▸ **Set exercise**:
Note how many lines in the entries contain the string "Project", then give that number and nothing else.

Entries with figure data:
━━━━━━━━━━━━━━━━
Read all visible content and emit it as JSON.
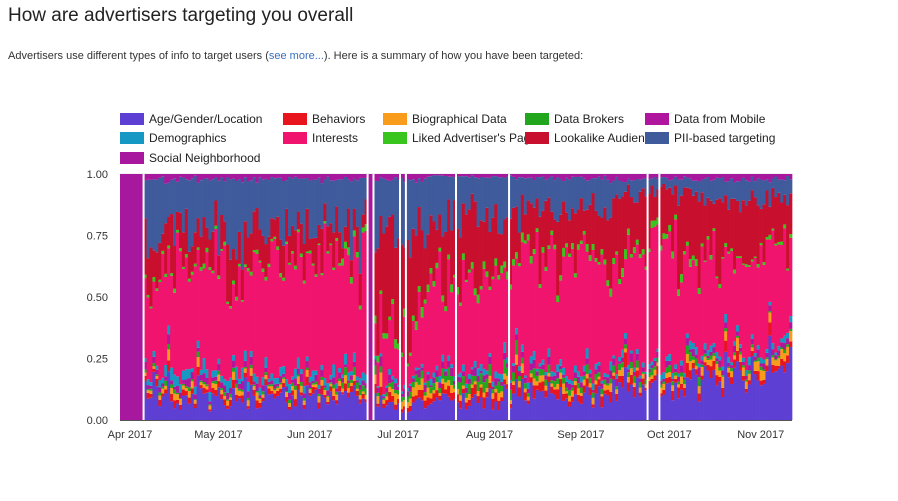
{
  "page": {
    "title": "How are advertisers targeting you overall",
    "intro_before": "Advertisers use different types of info to target users (",
    "intro_link": "see more...",
    "intro_after": "). Here is a summary of how you have been targeted:"
  },
  "chart_data": {
    "type": "bar",
    "stacked": true,
    "normalized": true,
    "ylim": [
      0,
      1
    ],
    "y_ticks": [
      "0.00",
      "0.25",
      "0.50",
      "0.75",
      "1.00"
    ],
    "x_ticks": [
      "Apr 2017",
      "May 2017",
      "Jun 2017",
      "Jul 2017",
      "Aug 2017",
      "Sep 2017",
      "Oct 2017",
      "Nov 2017"
    ],
    "x_range": [
      "2017-04-01",
      "2017-11-15"
    ],
    "legend_position": "top",
    "series": [
      {
        "name": "Age/Gender/Location",
        "color": "#5e3fd3"
      },
      {
        "name": "Behaviors",
        "color": "#e8141e"
      },
      {
        "name": "Biographical Data",
        "color": "#f99c1c"
      },
      {
        "name": "Data Brokers",
        "color": "#22a61e"
      },
      {
        "name": "Data from Mobile",
        "color": "#b0159d"
      },
      {
        "name": "Demographics",
        "color": "#1598c4"
      },
      {
        "name": "Interests",
        "color": "#f0146e"
      },
      {
        "name": "Liked Advertiser's Page",
        "color": "#3ac41e"
      },
      {
        "name": "Lookalike Audience",
        "color": "#c8102e"
      },
      {
        "name": "PII-based targeting",
        "color": "#3f5b9c"
      },
      {
        "name": "Social Neighborhood",
        "color": "#a8189e"
      }
    ],
    "periods": [
      {
        "start": "2017-04-01",
        "end": "2017-04-09",
        "shares": [
          0,
          0,
          0,
          0,
          0,
          0,
          0,
          0,
          0,
          0,
          1.0
        ]
      },
      {
        "start": "2017-04-09",
        "end": "2017-04-14",
        "shares": [
          0.11,
          0.02,
          0.01,
          0.01,
          0.02,
          0.02,
          0.34,
          0.01,
          0.17,
          0.27,
          0.02
        ]
      },
      {
        "start": "2017-04-14",
        "end": "2017-05-15",
        "shares": [
          0.09,
          0.02,
          0.02,
          0.01,
          0.02,
          0.03,
          0.44,
          0.01,
          0.14,
          0.2,
          0.02
        ]
      },
      {
        "start": "2017-05-15",
        "end": "2017-06-15",
        "shares": [
          0.09,
          0.02,
          0.02,
          0.01,
          0.02,
          0.03,
          0.48,
          0.01,
          0.11,
          0.19,
          0.02
        ]
      },
      {
        "start": "2017-06-15",
        "end": "2017-06-24",
        "shares": [
          0.1,
          0.02,
          0.02,
          0.02,
          0.02,
          0.03,
          0.45,
          0.02,
          0.1,
          0.2,
          0.02
        ]
      },
      {
        "start": "2017-06-24",
        "end": "2017-06-26",
        "shares": [
          0,
          0,
          0,
          0,
          0,
          0,
          0,
          0,
          0,
          0,
          1.0
        ]
      },
      {
        "start": "2017-06-26",
        "end": "2017-07-15",
        "shares": [
          0.06,
          0.02,
          0.03,
          0.02,
          0.02,
          0.01,
          0.2,
          0.02,
          0.4,
          0.2,
          0.02
        ]
      },
      {
        "start": "2017-07-15",
        "end": "2017-08-15",
        "shares": [
          0.08,
          0.03,
          0.02,
          0.03,
          0.02,
          0.02,
          0.35,
          0.02,
          0.25,
          0.17,
          0.01
        ]
      },
      {
        "start": "2017-08-15",
        "end": "2017-09-15",
        "shares": [
          0.1,
          0.03,
          0.02,
          0.02,
          0.02,
          0.02,
          0.45,
          0.02,
          0.18,
          0.12,
          0.02
        ]
      },
      {
        "start": "2017-09-15",
        "end": "2017-10-15",
        "shares": [
          0.12,
          0.03,
          0.02,
          0.02,
          0.02,
          0.02,
          0.45,
          0.02,
          0.22,
          0.06,
          0.02
        ]
      },
      {
        "start": "2017-10-15",
        "end": "2017-11-15",
        "shares": [
          0.2,
          0.03,
          0.03,
          0.01,
          0.02,
          0.02,
          0.37,
          0.01,
          0.2,
          0.09,
          0.02
        ]
      }
    ],
    "gaps": [
      "2017-04-09",
      "2017-06-24",
      "2017-06-26",
      "2017-07-05",
      "2017-07-07",
      "2017-07-24",
      "2017-08-11",
      "2017-09-27",
      "2017-10-01"
    ]
  }
}
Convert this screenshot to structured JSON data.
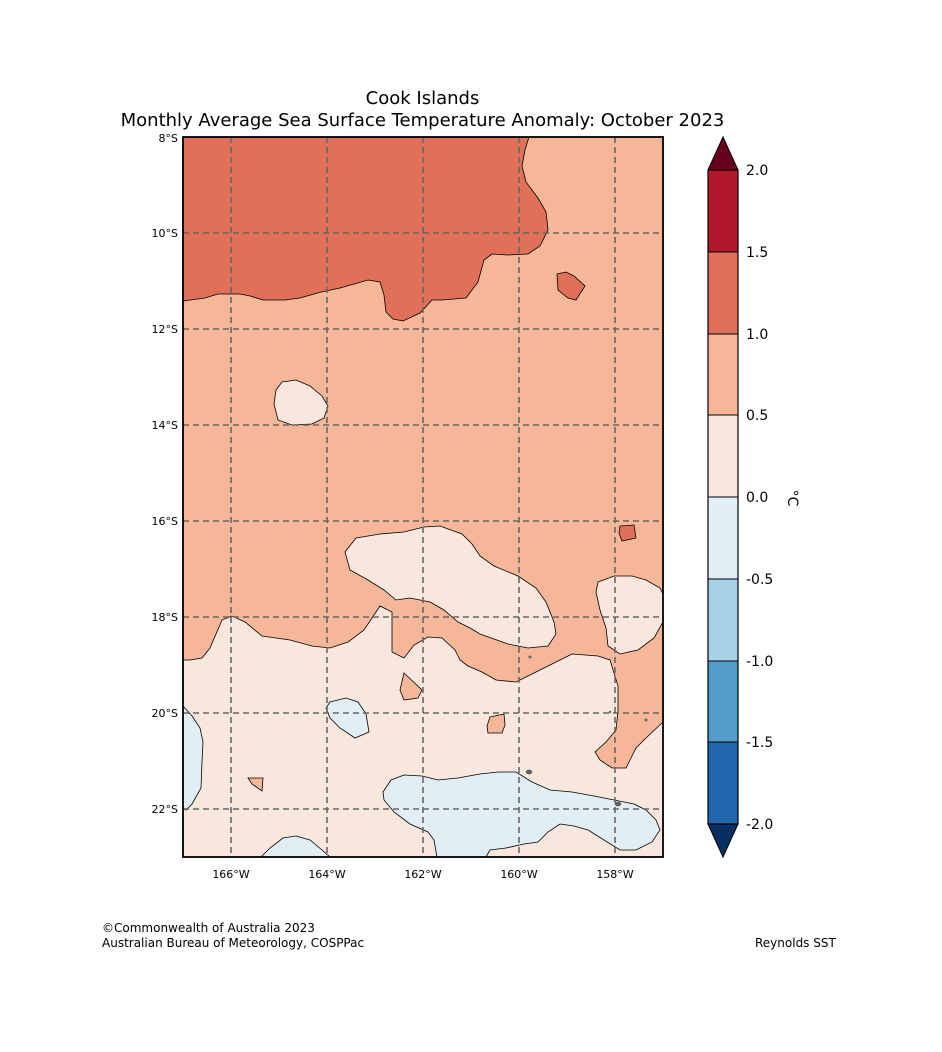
{
  "title": {
    "line1": "Cook Islands",
    "line2": "Monthly Average Sea Surface Temperature Anomaly: October 2023"
  },
  "map": {
    "lat_labels": [
      "8°S",
      "10°S",
      "12°S",
      "14°S",
      "16°S",
      "18°S",
      "20°S",
      "22°S"
    ],
    "lon_labels": [
      "166°W",
      "164°W",
      "162°W",
      "160°W",
      "158°W"
    ],
    "lon_range": [
      -167,
      -157
    ],
    "lat_range": [
      -23,
      -8
    ],
    "gridlines": true
  },
  "colorbar": {
    "unit": "°C",
    "ticks": [
      "2.0",
      "1.5",
      "1.0",
      "0.5",
      "0.0",
      "-0.5",
      "-1.0",
      "-1.5",
      "-2.0"
    ],
    "colors": {
      "over": "#67001f",
      "b_1.5_2.0": "#b2182b",
      "b_1.0_1.5": "#e07058",
      "b_0.5_1.0": "#f5b797",
      "b_0.0_0.5": "#f9e6dd",
      "b_-0.5_0.0": "#e2eef5",
      "b_-1.0_-0.5": "#a8d1e6",
      "b_-1.5_-1.0": "#539dcb",
      "b_-2.0_-1.5": "#2266ad",
      "under": "#053061"
    }
  },
  "footer": {
    "copyright": "©Commonwealth of Australia 2023",
    "agency": "Australian Bureau of Meteorology, COSPPac",
    "source": "Reynolds SST"
  }
}
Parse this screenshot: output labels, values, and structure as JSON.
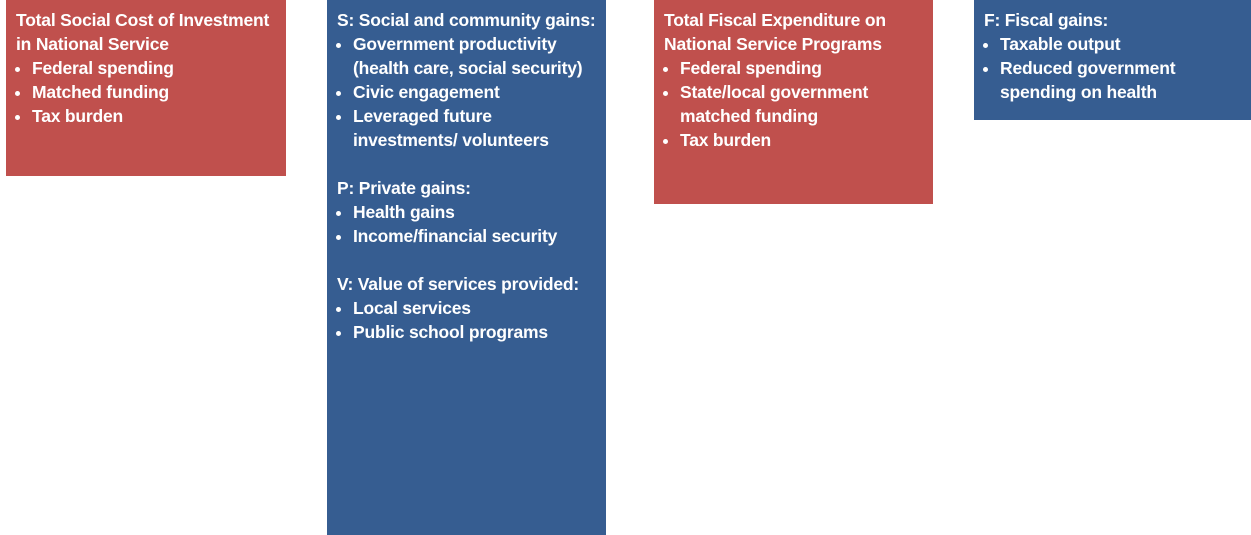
{
  "boxes": [
    {
      "sections": [
        {
          "heading": "Total Social Cost of Investment in National Service",
          "items": [
            "Federal spending",
            "Matched funding",
            "Tax burden"
          ]
        }
      ]
    },
    {
      "sections": [
        {
          "heading": "S: Social and community gains:",
          "items": [
            "Government productivity (health care, social security)",
            "Civic engagement",
            "Leveraged future investments/ volunteers"
          ]
        },
        {
          "heading": "P: Private gains:",
          "items": [
            "Health gains",
            "Income/financial security"
          ]
        },
        {
          "heading": "V: Value of services provided:",
          "items": [
            "Local services",
            "Public school programs"
          ]
        }
      ]
    },
    {
      "sections": [
        {
          "heading": "Total Fiscal Expenditure on National Service Programs",
          "items": [
            "Federal spending",
            "State/local government matched funding",
            "Tax burden"
          ]
        }
      ]
    },
    {
      "sections": [
        {
          "heading": "F: Fiscal gains:",
          "items": [
            "Taxable output",
            "Reduced government spending on health"
          ]
        }
      ]
    }
  ]
}
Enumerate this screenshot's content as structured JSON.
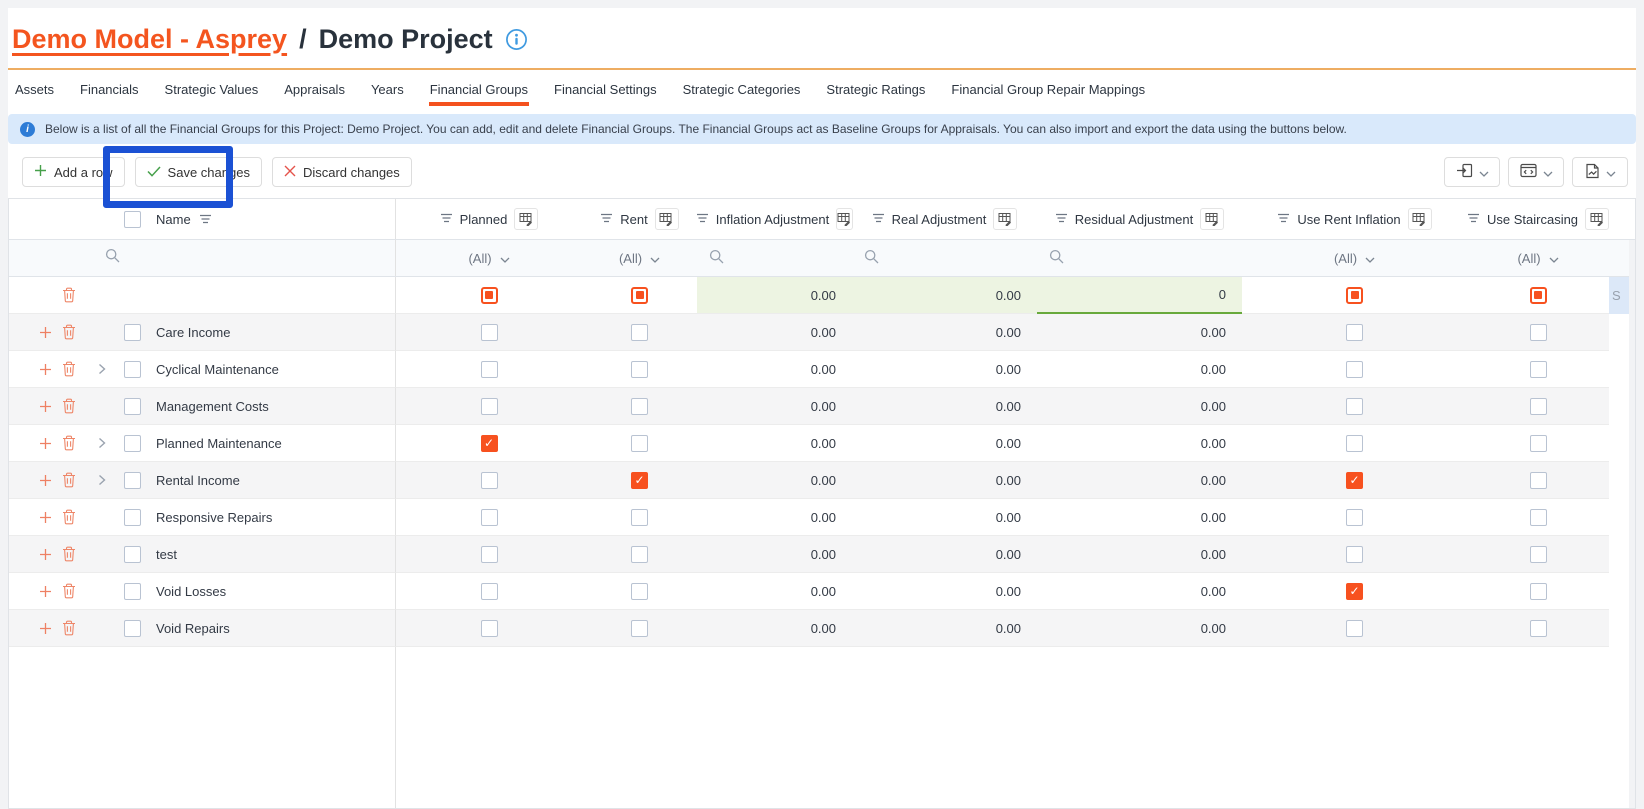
{
  "page_title": {
    "model": "Demo Model - Asprey",
    "separator": "/",
    "project": "Demo Project",
    "info_icon": "info-icon"
  },
  "tabs": [
    {
      "label": "Assets",
      "active": false
    },
    {
      "label": "Financials",
      "active": false
    },
    {
      "label": "Strategic Values",
      "active": false
    },
    {
      "label": "Appraisals",
      "active": false
    },
    {
      "label": "Years",
      "active": false
    },
    {
      "label": "Financial Groups",
      "active": true
    },
    {
      "label": "Financial Settings",
      "active": false
    },
    {
      "label": "Strategic Categories",
      "active": false
    },
    {
      "label": "Strategic Ratings",
      "active": false
    },
    {
      "label": "Financial Group Repair Mappings",
      "active": false
    }
  ],
  "banner": {
    "icon": "info-icon",
    "text": "Below is a list of all the Financial Groups for this Project: Demo Project. You can add, edit and delete Financial Groups. The Financial Groups act as Baseline Groups for Appraisals. You can also import and export the data using the buttons below."
  },
  "toolbar": {
    "add_row_label": "Add a row",
    "save_label": "Save changes",
    "discard_label": "Discard changes",
    "right_buttons": [
      {
        "icon": "import-data-icon"
      },
      {
        "icon": "code-window-icon"
      },
      {
        "icon": "export-file-icon"
      }
    ]
  },
  "annotation": {
    "color": "#1b51d4",
    "target": "save-changes-button"
  },
  "colors": {
    "accent_orange": "#f4511e",
    "title_link": "#f4551f",
    "title_rule": "#eead62",
    "banner_bg": "#d9e9fb",
    "edited_cell_bg": "#edf4e2",
    "edited_cell_underline": "#68a93c",
    "selected_cell_bg": "#dce8f8",
    "annotation_blue": "#1b51d4"
  },
  "grid": {
    "name_column": {
      "label": "Name"
    },
    "filter_placeholder_all": "(All)",
    "trailing_cell_text": "S",
    "columns": [
      {
        "key": "planned",
        "label": "Planned",
        "type": "bool"
      },
      {
        "key": "rent",
        "label": "Rent",
        "type": "bool"
      },
      {
        "key": "inflation",
        "label": "Inflation Adjustment",
        "type": "num"
      },
      {
        "key": "real",
        "label": "Real Adjustment",
        "type": "num"
      },
      {
        "key": "residual",
        "label": "Residual Adjustment",
        "type": "num"
      },
      {
        "key": "use_rent_inflation",
        "label": "Use Rent Inflation",
        "type": "bool"
      },
      {
        "key": "use_staircasing",
        "label": "Use Staircasing",
        "type": "bool"
      }
    ],
    "rows": [
      {
        "is_new": true,
        "name": "",
        "expandable": false,
        "values": {
          "planned": "indeterminate",
          "rent": "indeterminate",
          "inflation": "0.00",
          "real": "0.00",
          "residual": "0",
          "use_rent_inflation": "indeterminate",
          "use_staircasing": "indeterminate"
        },
        "edited_cells": [
          "inflation",
          "real",
          "residual"
        ],
        "focused_cell": "residual",
        "trailing_selected": true
      },
      {
        "is_new": false,
        "name": "Care Income",
        "expandable": false,
        "values": {
          "planned": "unchecked",
          "rent": "unchecked",
          "inflation": "0.00",
          "real": "0.00",
          "residual": "0.00",
          "use_rent_inflation": "unchecked",
          "use_staircasing": "unchecked"
        }
      },
      {
        "is_new": false,
        "name": "Cyclical Maintenance",
        "expandable": true,
        "values": {
          "planned": "unchecked",
          "rent": "unchecked",
          "inflation": "0.00",
          "real": "0.00",
          "residual": "0.00",
          "use_rent_inflation": "unchecked",
          "use_staircasing": "unchecked"
        }
      },
      {
        "is_new": false,
        "name": "Management Costs",
        "expandable": false,
        "values": {
          "planned": "unchecked",
          "rent": "unchecked",
          "inflation": "0.00",
          "real": "0.00",
          "residual": "0.00",
          "use_rent_inflation": "unchecked",
          "use_staircasing": "unchecked"
        }
      },
      {
        "is_new": false,
        "name": "Planned Maintenance",
        "expandable": true,
        "values": {
          "planned": "checked",
          "rent": "unchecked",
          "inflation": "0.00",
          "real": "0.00",
          "residual": "0.00",
          "use_rent_inflation": "unchecked",
          "use_staircasing": "unchecked"
        }
      },
      {
        "is_new": false,
        "name": "Rental Income",
        "expandable": true,
        "values": {
          "planned": "unchecked",
          "rent": "checked",
          "inflation": "0.00",
          "real": "0.00",
          "residual": "0.00",
          "use_rent_inflation": "checked",
          "use_staircasing": "unchecked"
        }
      },
      {
        "is_new": false,
        "name": "Responsive Repairs",
        "expandable": false,
        "values": {
          "planned": "unchecked",
          "rent": "unchecked",
          "inflation": "0.00",
          "real": "0.00",
          "residual": "0.00",
          "use_rent_inflation": "unchecked",
          "use_staircasing": "unchecked"
        }
      },
      {
        "is_new": false,
        "name": "test",
        "expandable": false,
        "values": {
          "planned": "unchecked",
          "rent": "unchecked",
          "inflation": "0.00",
          "real": "0.00",
          "residual": "0.00",
          "use_rent_inflation": "unchecked",
          "use_staircasing": "unchecked"
        }
      },
      {
        "is_new": false,
        "name": "Void Losses",
        "expandable": false,
        "values": {
          "planned": "unchecked",
          "rent": "unchecked",
          "inflation": "0.00",
          "real": "0.00",
          "residual": "0.00",
          "use_rent_inflation": "checked",
          "use_staircasing": "unchecked"
        }
      },
      {
        "is_new": false,
        "name": "Void Repairs",
        "expandable": false,
        "values": {
          "planned": "unchecked",
          "rent": "unchecked",
          "inflation": "0.00",
          "real": "0.00",
          "residual": "0.00",
          "use_rent_inflation": "unchecked",
          "use_staircasing": "unchecked"
        }
      }
    ]
  }
}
━━━━━━━━━━━━━━━━
▸ **Solution to the exercise**:
2